» GIVEN INFORMATION:
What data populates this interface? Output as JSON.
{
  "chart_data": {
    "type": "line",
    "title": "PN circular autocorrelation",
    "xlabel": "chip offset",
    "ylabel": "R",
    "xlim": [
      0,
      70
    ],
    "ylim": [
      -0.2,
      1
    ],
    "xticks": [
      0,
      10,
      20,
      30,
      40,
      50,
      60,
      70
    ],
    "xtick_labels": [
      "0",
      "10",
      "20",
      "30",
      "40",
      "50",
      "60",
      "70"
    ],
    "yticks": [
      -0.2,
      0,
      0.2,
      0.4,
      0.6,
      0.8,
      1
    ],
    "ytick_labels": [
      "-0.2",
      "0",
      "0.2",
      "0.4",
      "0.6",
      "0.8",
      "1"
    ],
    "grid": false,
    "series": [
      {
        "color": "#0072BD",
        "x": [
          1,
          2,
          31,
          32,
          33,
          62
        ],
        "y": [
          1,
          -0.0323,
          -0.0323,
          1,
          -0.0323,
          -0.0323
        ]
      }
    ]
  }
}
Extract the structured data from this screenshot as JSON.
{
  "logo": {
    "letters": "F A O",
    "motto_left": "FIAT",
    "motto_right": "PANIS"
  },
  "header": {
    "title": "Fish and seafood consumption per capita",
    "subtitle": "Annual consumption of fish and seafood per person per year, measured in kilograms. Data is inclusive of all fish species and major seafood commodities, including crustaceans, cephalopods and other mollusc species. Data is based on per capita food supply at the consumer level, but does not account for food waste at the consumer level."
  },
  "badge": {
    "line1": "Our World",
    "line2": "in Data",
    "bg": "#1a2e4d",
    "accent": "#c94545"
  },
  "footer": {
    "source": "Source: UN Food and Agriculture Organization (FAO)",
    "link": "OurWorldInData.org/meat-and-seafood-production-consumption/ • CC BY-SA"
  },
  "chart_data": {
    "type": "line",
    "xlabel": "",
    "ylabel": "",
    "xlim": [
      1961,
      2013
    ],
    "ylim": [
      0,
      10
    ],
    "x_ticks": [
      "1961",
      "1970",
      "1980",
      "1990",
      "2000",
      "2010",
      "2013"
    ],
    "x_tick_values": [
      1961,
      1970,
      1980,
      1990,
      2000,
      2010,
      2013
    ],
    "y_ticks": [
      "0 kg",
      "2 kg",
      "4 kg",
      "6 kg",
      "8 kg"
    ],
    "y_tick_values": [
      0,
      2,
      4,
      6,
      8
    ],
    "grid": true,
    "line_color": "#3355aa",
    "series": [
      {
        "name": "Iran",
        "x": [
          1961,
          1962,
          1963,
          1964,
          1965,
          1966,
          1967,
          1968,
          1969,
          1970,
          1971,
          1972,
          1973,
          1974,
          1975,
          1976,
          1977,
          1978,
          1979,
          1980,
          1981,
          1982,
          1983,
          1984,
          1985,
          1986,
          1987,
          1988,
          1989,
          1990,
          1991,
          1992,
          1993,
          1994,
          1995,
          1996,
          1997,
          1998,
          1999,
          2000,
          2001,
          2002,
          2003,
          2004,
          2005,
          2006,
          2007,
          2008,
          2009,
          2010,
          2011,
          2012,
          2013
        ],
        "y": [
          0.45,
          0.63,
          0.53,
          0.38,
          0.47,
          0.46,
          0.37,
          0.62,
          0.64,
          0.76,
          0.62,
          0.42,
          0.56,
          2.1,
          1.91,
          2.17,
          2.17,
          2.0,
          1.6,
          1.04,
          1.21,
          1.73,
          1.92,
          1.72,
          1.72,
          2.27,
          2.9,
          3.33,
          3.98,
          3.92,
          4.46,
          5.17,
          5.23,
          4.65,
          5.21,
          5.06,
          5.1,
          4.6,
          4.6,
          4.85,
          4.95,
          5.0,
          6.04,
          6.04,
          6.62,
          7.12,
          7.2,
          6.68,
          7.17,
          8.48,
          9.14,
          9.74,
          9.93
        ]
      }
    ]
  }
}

» PROBLEM DETAILS: Say how many lines include the word "JSON"; reply with the number alone.

» SOLUTION TO THIS TASK: 2